### Record list:
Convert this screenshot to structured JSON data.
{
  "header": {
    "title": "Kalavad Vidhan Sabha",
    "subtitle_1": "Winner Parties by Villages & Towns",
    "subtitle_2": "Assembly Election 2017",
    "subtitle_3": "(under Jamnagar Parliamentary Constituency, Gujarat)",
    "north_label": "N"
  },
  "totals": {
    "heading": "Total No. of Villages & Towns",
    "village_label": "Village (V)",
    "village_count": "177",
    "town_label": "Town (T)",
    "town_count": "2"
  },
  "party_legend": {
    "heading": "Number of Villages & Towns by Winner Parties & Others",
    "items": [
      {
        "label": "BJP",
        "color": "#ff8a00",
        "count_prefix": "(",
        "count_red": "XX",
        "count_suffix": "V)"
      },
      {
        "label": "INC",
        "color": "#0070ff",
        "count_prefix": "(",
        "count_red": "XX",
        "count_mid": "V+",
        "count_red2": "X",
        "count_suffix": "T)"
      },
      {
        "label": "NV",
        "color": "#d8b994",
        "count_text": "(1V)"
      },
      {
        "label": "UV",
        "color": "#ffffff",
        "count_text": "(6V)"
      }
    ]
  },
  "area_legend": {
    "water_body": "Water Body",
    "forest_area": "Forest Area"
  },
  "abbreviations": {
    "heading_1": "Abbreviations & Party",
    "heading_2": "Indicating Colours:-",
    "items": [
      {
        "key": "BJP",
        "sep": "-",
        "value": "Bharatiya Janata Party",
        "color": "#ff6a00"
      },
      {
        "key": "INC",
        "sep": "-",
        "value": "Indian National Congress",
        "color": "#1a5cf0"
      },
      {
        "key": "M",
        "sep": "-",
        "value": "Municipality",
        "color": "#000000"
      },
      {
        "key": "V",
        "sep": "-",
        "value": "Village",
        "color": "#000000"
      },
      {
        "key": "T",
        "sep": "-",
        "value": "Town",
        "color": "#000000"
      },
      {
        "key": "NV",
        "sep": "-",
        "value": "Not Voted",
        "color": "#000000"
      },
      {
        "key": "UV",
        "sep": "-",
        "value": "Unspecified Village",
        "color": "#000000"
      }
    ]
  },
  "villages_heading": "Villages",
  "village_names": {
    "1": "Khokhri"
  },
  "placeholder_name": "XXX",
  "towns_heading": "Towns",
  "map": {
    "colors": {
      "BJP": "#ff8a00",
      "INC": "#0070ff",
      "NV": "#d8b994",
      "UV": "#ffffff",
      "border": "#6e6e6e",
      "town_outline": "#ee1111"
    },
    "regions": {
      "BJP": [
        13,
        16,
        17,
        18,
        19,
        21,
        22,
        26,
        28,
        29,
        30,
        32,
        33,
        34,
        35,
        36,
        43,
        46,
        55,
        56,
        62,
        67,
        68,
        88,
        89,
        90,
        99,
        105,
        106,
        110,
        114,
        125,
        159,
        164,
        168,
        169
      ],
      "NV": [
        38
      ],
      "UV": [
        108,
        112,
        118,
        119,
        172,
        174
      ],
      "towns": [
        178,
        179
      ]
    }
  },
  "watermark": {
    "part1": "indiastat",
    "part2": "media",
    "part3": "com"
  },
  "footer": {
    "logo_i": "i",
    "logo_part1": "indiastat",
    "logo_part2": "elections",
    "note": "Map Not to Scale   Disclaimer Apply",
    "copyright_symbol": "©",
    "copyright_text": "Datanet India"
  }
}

### Brief:
Quote the entire listing above exactly.

### Exercise response:
Convert this screenshot to structured JSON data.
{
  "header": {
    "title": "Kalavad Vidhan Sabha",
    "subtitle_1": "Winner Parties by Villages & Towns",
    "subtitle_2": "Assembly Election 2017",
    "subtitle_3": "(under Jamnagar Parliamentary Constituency, Gujarat)",
    "north_label": "N"
  },
  "totals": {
    "heading": "Total No. of Villages & Towns",
    "village_label": "Village (V)",
    "village_count": "177",
    "town_label": "Town (T)",
    "town_count": "2"
  },
  "party_legend": {
    "heading": "Number of Villages & Towns by Winner Parties & Others",
    "items": [
      {
        "label": "BJP",
        "color": "#ff8a00",
        "count_prefix": "(",
        "count_red": "XX",
        "count_suffix": "V)"
      },
      {
        "label": "INC",
        "color": "#0070ff",
        "count_prefix": "(",
        "count_red": "XX",
        "count_mid": "V+",
        "count_red2": "X",
        "count_suffix": "T)"
      },
      {
        "label": "NV",
        "color": "#d8b994",
        "count_text": "(1V)"
      },
      {
        "label": "UV",
        "color": "#ffffff",
        "count_text": "(6V)"
      }
    ]
  },
  "area_legend": {
    "water_body": "Water Body",
    "forest_area": "Forest Area"
  },
  "abbreviations": {
    "heading_1": "Abbreviations & Party",
    "heading_2": "Indicating Colours:-",
    "items": [
      {
        "key": "BJP",
        "sep": "-",
        "value": "Bharatiya Janata Party",
        "color": "#ff6a00"
      },
      {
        "key": "INC",
        "sep": "-",
        "value": "Indian National Congress",
        "color": "#1a5cf0"
      },
      {
        "key": "M",
        "sep": "-",
        "value": "Municipality",
        "color": "#000000"
      },
      {
        "key": "V",
        "sep": "-",
        "value": "Village",
        "color": "#000000"
      },
      {
        "key": "T",
        "sep": "-",
        "value": "Town",
        "color": "#000000"
      },
      {
        "key": "NV",
        "sep": "-",
        "value": "Not Voted",
        "color": "#000000"
      },
      {
        "key": "UV",
        "sep": "-",
        "value": "Unspecified Village",
        "color": "#000000"
      }
    ]
  },
  "villages_heading": "Villages",
  "village_names": {
    "1": "Khokhri"
  },
  "placeholder_name": "XXX",
  "towns_heading": "Towns",
  "map": {
    "colors": {
      "BJP": "#ff8a00",
      "INC": "#0070ff",
      "NV": "#d8b994",
      "UV": "#ffffff",
      "border": "#6e6e6e",
      "town_outline": "#ee1111"
    },
    "regions": {
      "BJP": [
        13,
        16,
        17,
        18,
        19,
        21,
        22,
        26,
        28,
        29,
        30,
        32,
        33,
        34,
        35,
        36,
        43,
        46,
        55,
        56,
        62,
        67,
        68,
        88,
        89,
        90,
        99,
        105,
        106,
        110,
        114,
        125,
        159,
        164,
        168,
        169
      ],
      "NV": [
        38
      ],
      "UV": [
        108,
        112,
        118,
        119,
        172,
        174
      ],
      "towns": [
        178,
        179
      ]
    }
  },
  "watermark": {
    "part1": "indiastat",
    "part2": "media",
    "part3": "com"
  },
  "footer": {
    "logo_i": "i",
    "logo_part1": "indiastat",
    "logo_part2": "elections",
    "note": "Map Not to Scale   Disclaimer Apply",
    "copyright_symbol": "©",
    "copyright_text": "Datanet India"
  }
}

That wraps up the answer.